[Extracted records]
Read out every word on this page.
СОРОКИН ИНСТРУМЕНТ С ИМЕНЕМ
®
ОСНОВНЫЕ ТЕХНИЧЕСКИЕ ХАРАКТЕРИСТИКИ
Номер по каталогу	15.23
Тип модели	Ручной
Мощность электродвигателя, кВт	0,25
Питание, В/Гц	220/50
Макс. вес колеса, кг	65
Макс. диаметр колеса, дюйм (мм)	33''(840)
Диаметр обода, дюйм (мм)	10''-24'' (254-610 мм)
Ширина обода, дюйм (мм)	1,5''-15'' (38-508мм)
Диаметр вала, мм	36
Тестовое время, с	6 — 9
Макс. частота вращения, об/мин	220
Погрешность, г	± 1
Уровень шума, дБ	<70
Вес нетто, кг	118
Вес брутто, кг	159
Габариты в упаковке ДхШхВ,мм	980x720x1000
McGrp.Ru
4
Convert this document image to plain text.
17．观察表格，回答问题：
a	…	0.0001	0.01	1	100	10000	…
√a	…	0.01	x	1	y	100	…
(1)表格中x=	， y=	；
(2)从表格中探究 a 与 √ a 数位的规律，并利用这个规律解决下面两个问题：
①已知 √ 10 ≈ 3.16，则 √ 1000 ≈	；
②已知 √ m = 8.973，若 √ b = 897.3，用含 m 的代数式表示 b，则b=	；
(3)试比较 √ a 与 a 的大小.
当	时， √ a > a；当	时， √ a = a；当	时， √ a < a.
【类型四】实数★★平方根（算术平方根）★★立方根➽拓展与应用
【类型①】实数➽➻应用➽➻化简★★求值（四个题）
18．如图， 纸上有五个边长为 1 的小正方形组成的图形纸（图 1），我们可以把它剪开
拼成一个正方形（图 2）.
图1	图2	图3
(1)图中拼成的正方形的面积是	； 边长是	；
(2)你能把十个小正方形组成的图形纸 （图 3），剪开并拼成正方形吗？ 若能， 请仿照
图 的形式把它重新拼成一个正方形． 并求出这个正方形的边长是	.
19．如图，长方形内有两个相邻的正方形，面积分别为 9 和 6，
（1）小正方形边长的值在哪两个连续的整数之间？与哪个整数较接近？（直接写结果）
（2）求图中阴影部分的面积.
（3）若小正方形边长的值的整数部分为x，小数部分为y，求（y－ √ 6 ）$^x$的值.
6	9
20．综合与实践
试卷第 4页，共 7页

- _Task requirements_
Begin with the line that contains "Convert this document image to plain text." and end with the last line of the records; set down every line in that span exactly, and nothing else.

- _Expected answer_
Convert this document image to plain text.
17．观察表格，回答问题：
a	…	0.0001	0.01	1	100	10000	…
√a	…	0.01	x	1	y	100	…
(1)表格中x=	， y=	；
(2)从表格中探究 a 与 √ a 数位的规律，并利用这个规律解决下面两个问题：
①已知 √ 10 ≈ 3.16，则 √ 1000 ≈	；
②已知 √ m = 8.973，若 √ b = 897.3，用含 m 的代数式表示 b，则b=	；
(3)试比较 √ a 与 a 的大小.
当	时， √ a > a；当	时， √ a = a；当	时， √ a < a.
【类型四】实数★★平方根（算术平方根）★★立方根➽拓展与应用
【类型①】实数➽➻应用➽➻化简★★求值（四个题）
18．如图， 纸上有五个边长为 1 的小正方形组成的图形纸（图 1），我们可以把它剪开
拼成一个正方形（图 2）.
图1	图2	图3
(1)图中拼成的正方形的面积是	； 边长是	；
(2)你能把十个小正方形组成的图形纸 （图 3），剪开并拼成正方形吗？ 若能， 请仿照
图 的形式把它重新拼成一个正方形． 并求出这个正方形的边长是	.
19．如图，长方形内有两个相邻的正方形，面积分别为 9 和 6，
（1）小正方形边长的值在哪两个连续的整数之间？与哪个整数较接近？（直接写结果）
（2）求图中阴影部分的面积.
（3）若小正方形边长的值的整数部分为x，小数部分为y，求（y－ √ 6 ）$^x$的值.
6	9
20．综合与实践
试卷第 4页，共 7页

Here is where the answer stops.